=== Exercise input ===
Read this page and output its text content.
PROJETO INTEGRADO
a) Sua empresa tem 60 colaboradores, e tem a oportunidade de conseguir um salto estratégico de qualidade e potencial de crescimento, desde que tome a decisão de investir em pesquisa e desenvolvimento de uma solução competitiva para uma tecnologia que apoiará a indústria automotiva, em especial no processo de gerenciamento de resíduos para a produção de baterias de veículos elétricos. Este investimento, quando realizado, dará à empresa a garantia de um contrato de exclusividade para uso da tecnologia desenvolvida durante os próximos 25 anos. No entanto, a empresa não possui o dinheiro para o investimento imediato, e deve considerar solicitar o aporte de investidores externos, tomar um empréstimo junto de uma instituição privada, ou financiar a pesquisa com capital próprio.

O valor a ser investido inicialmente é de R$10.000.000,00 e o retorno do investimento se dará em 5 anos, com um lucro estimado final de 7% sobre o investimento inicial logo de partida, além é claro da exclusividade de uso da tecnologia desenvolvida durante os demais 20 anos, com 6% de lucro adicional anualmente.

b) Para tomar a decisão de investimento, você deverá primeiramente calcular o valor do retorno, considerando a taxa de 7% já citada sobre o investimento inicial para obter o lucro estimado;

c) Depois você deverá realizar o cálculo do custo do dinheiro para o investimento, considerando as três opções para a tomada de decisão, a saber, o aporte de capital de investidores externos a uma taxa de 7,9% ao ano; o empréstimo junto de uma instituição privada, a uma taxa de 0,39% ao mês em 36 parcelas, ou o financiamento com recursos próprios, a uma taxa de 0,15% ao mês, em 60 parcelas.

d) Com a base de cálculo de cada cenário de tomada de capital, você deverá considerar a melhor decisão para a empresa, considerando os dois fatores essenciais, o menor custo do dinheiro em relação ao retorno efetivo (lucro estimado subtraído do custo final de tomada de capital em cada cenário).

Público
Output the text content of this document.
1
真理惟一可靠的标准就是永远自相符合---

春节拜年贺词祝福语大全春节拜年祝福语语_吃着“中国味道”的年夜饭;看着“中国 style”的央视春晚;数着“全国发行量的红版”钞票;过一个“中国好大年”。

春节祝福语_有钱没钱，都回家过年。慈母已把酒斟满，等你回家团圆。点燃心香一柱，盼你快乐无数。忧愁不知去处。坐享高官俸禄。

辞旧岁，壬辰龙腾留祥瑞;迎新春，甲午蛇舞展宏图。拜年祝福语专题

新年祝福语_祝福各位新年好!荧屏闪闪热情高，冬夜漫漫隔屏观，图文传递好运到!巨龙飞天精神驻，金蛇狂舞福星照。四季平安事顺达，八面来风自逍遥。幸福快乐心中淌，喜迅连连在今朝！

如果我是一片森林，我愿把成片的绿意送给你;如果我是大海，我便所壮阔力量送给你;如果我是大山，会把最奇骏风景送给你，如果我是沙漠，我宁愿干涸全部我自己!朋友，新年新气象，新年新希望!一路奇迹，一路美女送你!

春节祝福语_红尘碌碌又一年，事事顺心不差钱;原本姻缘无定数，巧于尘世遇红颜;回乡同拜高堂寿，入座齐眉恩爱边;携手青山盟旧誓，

=== Problem description ===
Everything from the line containing "Output the text content of this document." through the last line of the records must be given again exactly; leave out all other lines.

=== Full output ===
Output the text content of this document.
1
真理惟一可靠的标准就是永远自相符合---

春节拜年贺词祝福语大全春节拜年祝福语语_吃着“中国味道”的年夜饭;看着“中国 style”的央视春晚;数着“全国发行量的红版”钞票;过一个“中国好大年”。

春节祝福语_有钱没钱，都回家过年。慈母已把酒斟满，等你回家团圆。点燃心香一柱，盼你快乐无数。忧愁不知去处。坐享高官俸禄。

辞旧岁，壬辰龙腾留祥瑞;迎新春，甲午蛇舞展宏图。拜年祝福语专题

新年祝福语_祝福各位新年好!荧屏闪闪热情高，冬夜漫漫隔屏观，图文传递好运到!巨龙飞天精神驻，金蛇狂舞福星照。四季平安事顺达，八面来风自逍遥。幸福快乐心中淌，喜迅连连在今朝！

如果我是一片森林，我愿把成片的绿意送给你;如果我是大海，我便所壮阔力量送给你;如果我是大山，会把最奇骏风景送给你，如果我是沙漠，我宁愿干涸全部我自己!朋友，新年新气象，新年新希望!一路奇迹，一路美女送你!

春节祝福语_红尘碌碌又一年，事事顺心不差钱;原本姻缘无定数，巧于尘世遇红颜;回乡同拜高堂寿，入座齐眉恩爱边;携手青山盟旧誓，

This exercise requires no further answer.